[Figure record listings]
+ + + +

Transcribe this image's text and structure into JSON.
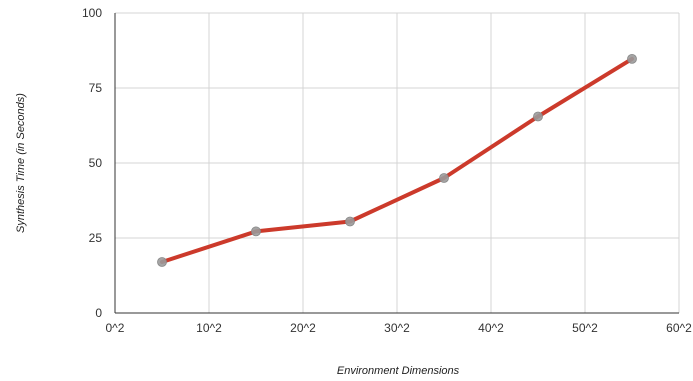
{
  "chart_data": {
    "type": "line",
    "title": "",
    "xlabel": "Environment Dimensions",
    "ylabel": "Synthesis Time (in Seconds)",
    "x_ticks": [
      "0^2",
      "10^2",
      "20^2",
      "30^2",
      "40^2",
      "50^2",
      "60^2"
    ],
    "xlim": [
      0,
      60
    ],
    "ylim": [
      0,
      100
    ],
    "y_ticks": [
      0,
      25,
      50,
      75,
      100
    ],
    "grid": true,
    "series": [
      {
        "name": "",
        "x": [
          5,
          15,
          25,
          35,
          45,
          55
        ],
        "y": [
          17,
          27.2,
          30.5,
          45,
          65.5,
          84.7
        ],
        "line_color": "#cc3a2b",
        "marker_color": "#9a9a9a"
      }
    ]
  }
}
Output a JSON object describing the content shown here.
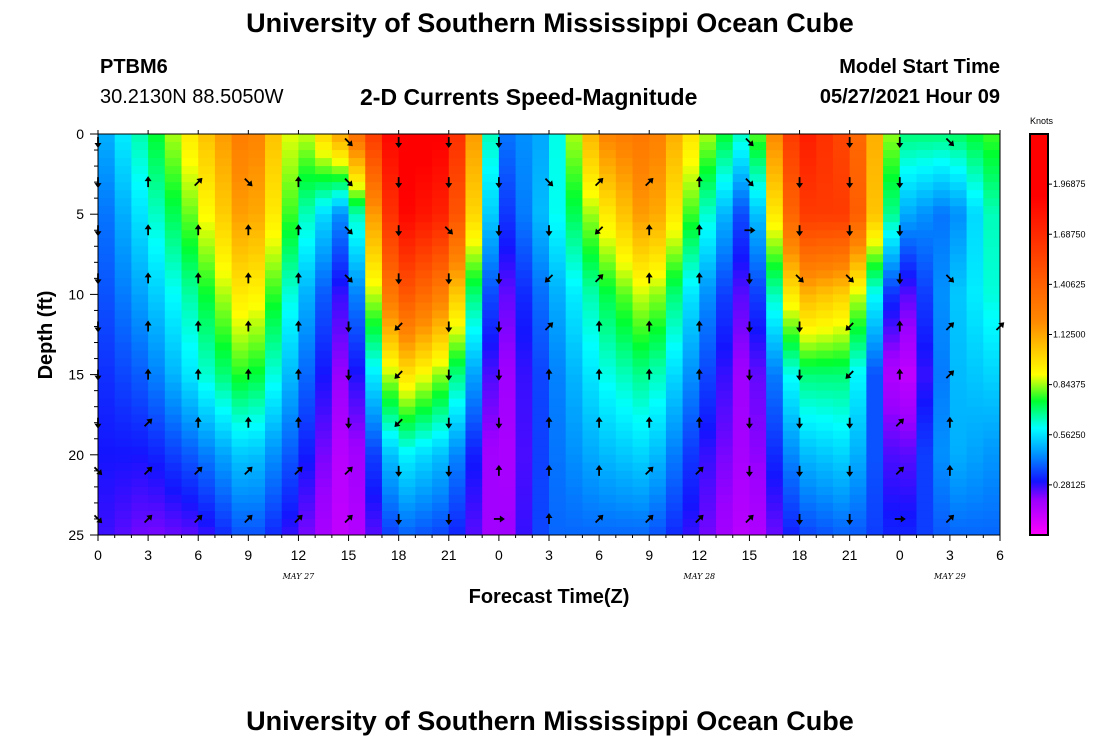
{
  "page": {
    "title": "University of Southern Mississippi Ocean Cube",
    "footer_title": "University of Southern Mississippi Ocean Cube",
    "station": "PTBM6",
    "coordinates": "30.2130N  88.5050W",
    "subtitle": "2-D Currents Speed-Magnitude",
    "model_start_label": "Model Start Time",
    "model_start_value": "05/27/2021 Hour 09"
  },
  "colors": {
    "background": "#ffffff",
    "axis": "#000000",
    "arrow": "#000000"
  },
  "chart_data": {
    "type": "heatmap",
    "title": "2-D Currents Speed-Magnitude",
    "xlabel": "Forecast Time(Z)",
    "ylabel": "Depth (ft)",
    "x_range_hours": [
      0,
      54
    ],
    "y_range_ft": [
      0,
      25
    ],
    "x_tick_labels": [
      "0",
      "3",
      "6",
      "9",
      "12",
      "15",
      "18",
      "21",
      "0",
      "3",
      "6",
      "9",
      "12",
      "15",
      "18",
      "21",
      "0",
      "3",
      "6"
    ],
    "y_tick_labels": [
      "0",
      "5",
      "10",
      "15",
      "20",
      "25"
    ],
    "date_labels": [
      {
        "text": "MAY 27",
        "hour": 12
      },
      {
        "text": "MAY 28",
        "hour": 36
      },
      {
        "text": "MAY 29",
        "hour": 51
      }
    ],
    "colorbar": {
      "units": "Knots",
      "min": 0.0,
      "max": 2.25,
      "tick_labels": [
        "1.96875",
        "1.68750",
        "1.40625",
        "1.12500",
        "0.84375",
        "0.56250",
        "0.28125"
      ],
      "tick_values": [
        1.96875,
        1.6875,
        1.40625,
        1.125,
        0.84375,
        0.5625,
        0.28125
      ],
      "stops": [
        {
          "v": 0.0,
          "c": "#ff00ff"
        },
        {
          "v": 0.2,
          "c": "#9a00ff"
        },
        {
          "v": 0.3,
          "c": "#1414ff"
        },
        {
          "v": 0.45,
          "c": "#0090ff"
        },
        {
          "v": 0.6,
          "c": "#00ffff"
        },
        {
          "v": 0.75,
          "c": "#00ff30"
        },
        {
          "v": 0.9,
          "c": "#ffff00"
        },
        {
          "v": 1.2,
          "c": "#ff8800"
        },
        {
          "v": 1.9,
          "c": "#ff0000"
        },
        {
          "v": 2.25,
          "c": "#ff0000"
        }
      ]
    },
    "speed_columns": {
      "depths_ft": [
        0,
        5,
        10,
        15,
        20,
        25
      ],
      "hours": [
        0,
        3,
        6,
        9,
        12,
        15,
        18,
        21,
        24,
        27,
        30,
        33,
        36,
        39,
        42,
        45,
        48,
        51,
        54
      ],
      "speeds": [
        [
          0.45,
          0.38,
          0.35,
          0.32,
          0.3,
          0.28
        ],
        [
          0.7,
          0.6,
          0.5,
          0.4,
          0.3,
          0.22
        ],
        [
          1.0,
          0.85,
          0.7,
          0.6,
          0.4,
          0.25
        ],
        [
          1.3,
          1.2,
          1.0,
          0.8,
          0.55,
          0.4
        ],
        [
          0.8,
          0.7,
          0.55,
          0.45,
          0.35,
          0.25
        ],
        [
          1.2,
          0.4,
          0.22,
          0.15,
          0.1,
          0.1
        ],
        [
          2.0,
          1.9,
          1.5,
          1.0,
          0.6,
          0.4
        ],
        [
          1.9,
          1.7,
          1.2,
          0.8,
          0.5,
          0.35
        ],
        [
          0.4,
          0.3,
          0.2,
          0.15,
          0.12,
          0.15
        ],
        [
          0.5,
          0.55,
          0.45,
          0.4,
          0.4,
          0.4
        ],
        [
          1.2,
          0.9,
          0.7,
          0.6,
          0.5,
          0.4
        ],
        [
          1.3,
          1.2,
          0.9,
          0.7,
          0.55,
          0.4
        ],
        [
          0.9,
          0.7,
          0.5,
          0.4,
          0.3,
          0.25
        ],
        [
          0.6,
          0.3,
          0.2,
          0.15,
          0.15,
          0.12
        ],
        [
          1.8,
          1.6,
          1.1,
          0.7,
          0.5,
          0.35
        ],
        [
          1.5,
          1.6,
          1.0,
          0.7,
          0.55,
          0.4
        ],
        [
          0.7,
          0.5,
          0.2,
          0.05,
          0.2,
          0.3
        ],
        [
          0.7,
          0.4,
          0.5,
          0.5,
          0.5,
          0.4
        ],
        [
          0.8,
          0.7,
          0.65,
          0.55,
          0.45,
          0.4
        ]
      ]
    },
    "arrows": {
      "columns": [
        {
          "hour": 0,
          "dirs": [
            "S",
            "S",
            "S",
            "S",
            "S",
            "S",
            "S",
            "SE",
            "SE"
          ]
        },
        {
          "hour": 3,
          "dirs": [
            "",
            "N",
            "N",
            "N",
            "N",
            "N",
            "NE",
            "NE",
            "NE"
          ]
        },
        {
          "hour": 6,
          "dirs": [
            "",
            "NE",
            "N",
            "N",
            "N",
            "N",
            "N",
            "NE",
            "NE"
          ]
        },
        {
          "hour": 9,
          "dirs": [
            "",
            "SE",
            "N",
            "N",
            "N",
            "N",
            "N",
            "NE",
            "NE"
          ]
        },
        {
          "hour": 12,
          "dirs": [
            "",
            "N",
            "N",
            "N",
            "N",
            "N",
            "N",
            "NE",
            "NE"
          ]
        },
        {
          "hour": 15,
          "dirs": [
            "SE",
            "SE",
            "SE",
            "SE",
            "S",
            "S",
            "S",
            "NE",
            "NE"
          ]
        },
        {
          "hour": 18,
          "dirs": [
            "S",
            "S",
            "S",
            "S",
            "SW",
            "SW",
            "SW",
            "S",
            "S"
          ]
        },
        {
          "hour": 21,
          "dirs": [
            "S",
            "S",
            "SE",
            "S",
            "S",
            "S",
            "S",
            "S",
            "S"
          ]
        },
        {
          "hour": 24,
          "dirs": [
            "S",
            "S",
            "S",
            "S",
            "S",
            "S",
            "S",
            "N",
            "E"
          ]
        },
        {
          "hour": 27,
          "dirs": [
            "",
            "SE",
            "S",
            "SW",
            "NE",
            "N",
            "N",
            "N",
            "N"
          ]
        },
        {
          "hour": 30,
          "dirs": [
            "",
            "NE",
            "SW",
            "NE",
            "N",
            "N",
            "N",
            "N",
            "NE"
          ]
        },
        {
          "hour": 33,
          "dirs": [
            "",
            "NE",
            "N",
            "N",
            "N",
            "N",
            "N",
            "NE",
            "NE"
          ]
        },
        {
          "hour": 36,
          "dirs": [
            "",
            "N",
            "N",
            "N",
            "N",
            "N",
            "N",
            "NE",
            "NE"
          ]
        },
        {
          "hour": 39,
          "dirs": [
            "SE",
            "SE",
            "E",
            "S",
            "S",
            "S",
            "S",
            "S",
            "NE"
          ]
        },
        {
          "hour": 42,
          "dirs": [
            "",
            "S",
            "S",
            "SE",
            "S",
            "S",
            "S",
            "S",
            "S"
          ]
        },
        {
          "hour": 45,
          "dirs": [
            "S",
            "S",
            "S",
            "SE",
            "SW",
            "SW",
            "S",
            "S",
            "S"
          ]
        },
        {
          "hour": 48,
          "dirs": [
            "S",
            "S",
            "S",
            "S",
            "N",
            "N",
            "NE",
            "NE",
            "E"
          ]
        },
        {
          "hour": 51,
          "dirs": [
            "SE",
            "",
            "",
            "SE",
            "NE",
            "NE",
            "N",
            "N",
            "NE"
          ]
        },
        {
          "hour": 54,
          "dirs": [
            "",
            "",
            "",
            "",
            "NE",
            "",
            "",
            "",
            ""
          ]
        }
      ],
      "depths_ft": [
        0,
        3,
        6,
        9,
        12,
        15,
        18,
        21,
        24
      ]
    }
  }
}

+ + + +

• **Task description**
Which lines contain "xlabel"? Copy each of them out.

• **Exercise answer**
    "xlabel": "Environment Dimensions",
    "xlabel": "Forecast Time(Z)",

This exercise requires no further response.